The entries below are to be transcribed in full, without their images.
+++ DATASET ENTRIES +++
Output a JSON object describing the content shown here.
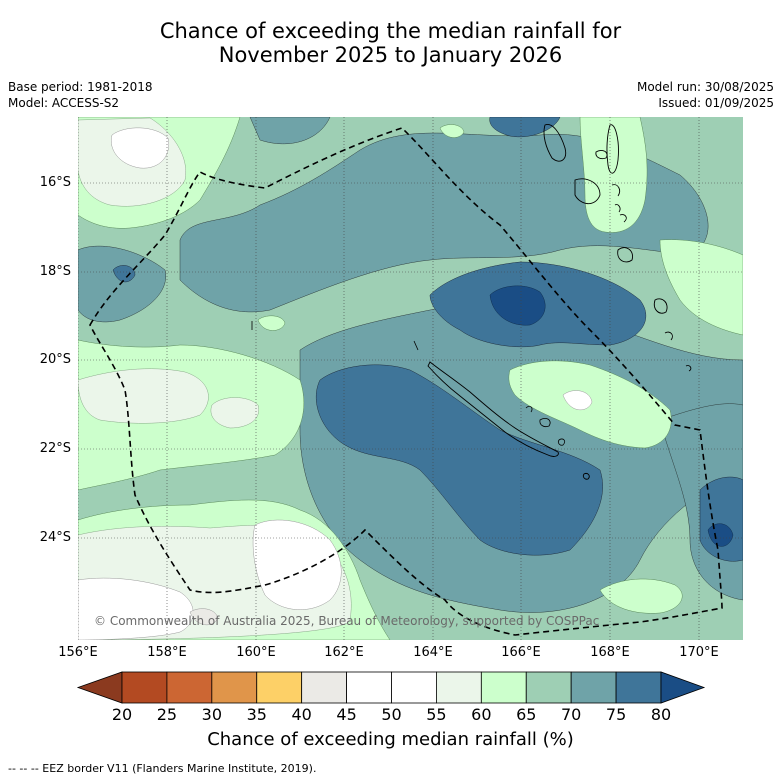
{
  "title_line1": "Chance of exceeding the median rainfall for",
  "title_line2": "November 2025 to January 2026",
  "base_period": "Base period: 1981-2018",
  "model": "Model: ACCESS-S2",
  "model_run": "Model run: 30/08/2025",
  "issued": "Issued: 01/09/2025",
  "copyright": "© Commonwealth of Australia 2025, Bureau of Meteorology, supported by COSPPac",
  "lat_labels": [
    "16°S",
    "18°S",
    "20°S",
    "22°S",
    "24°S"
  ],
  "lon_labels": [
    "156°E",
    "158°E",
    "160°E",
    "162°E",
    "164°E",
    "166°E",
    "168°E",
    "170°E"
  ],
  "colorbar": {
    "title": "Chance of exceeding median rainfall (%)",
    "ticks": [
      "20",
      "25",
      "30",
      "35",
      "40",
      "45",
      "50",
      "55",
      "60",
      "65",
      "70",
      "75",
      "80"
    ],
    "colors": [
      "#8b3a1f",
      "#b34a22",
      "#cc6633",
      "#e0954a",
      "#fdd067",
      "#ebeae6",
      "#ffffff",
      "#ffffff",
      "#ebf6ea",
      "#ccffcc",
      "#9ecfb4",
      "#6fa3a8",
      "#3f7599",
      "#1a4d85"
    ]
  },
  "footnote": "-- -- -- EEZ border V11 (Flanders Marine Institute, 2019)."
}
+++
SOLUTION TO THE PROBLEM:
Output a JSON object describing the content shown here.
{
  "title_line1": "Chance of exceeding the median rainfall for",
  "title_line2": "November 2025 to January 2026",
  "base_period": "Base period: 1981-2018",
  "model": "Model: ACCESS-S2",
  "model_run": "Model run: 30/08/2025",
  "issued": "Issued: 01/09/2025",
  "copyright": "© Commonwealth of Australia 2025, Bureau of Meteorology, supported by COSPPac",
  "lat_labels": [
    "16°S",
    "18°S",
    "20°S",
    "22°S",
    "24°S"
  ],
  "lon_labels": [
    "156°E",
    "158°E",
    "160°E",
    "162°E",
    "164°E",
    "166°E",
    "168°E",
    "170°E"
  ],
  "colorbar": {
    "title": "Chance of exceeding median rainfall (%)",
    "ticks": [
      "20",
      "25",
      "30",
      "35",
      "40",
      "45",
      "50",
      "55",
      "60",
      "65",
      "70",
      "75",
      "80"
    ],
    "colors": [
      "#8b3a1f",
      "#b34a22",
      "#cc6633",
      "#e0954a",
      "#fdd067",
      "#ebeae6",
      "#ffffff",
      "#ffffff",
      "#ebf6ea",
      "#ccffcc",
      "#9ecfb4",
      "#6fa3a8",
      "#3f7599",
      "#1a4d85"
    ]
  },
  "footnote": "-- -- -- EEZ border V11 (Flanders Marine Institute, 2019)."
}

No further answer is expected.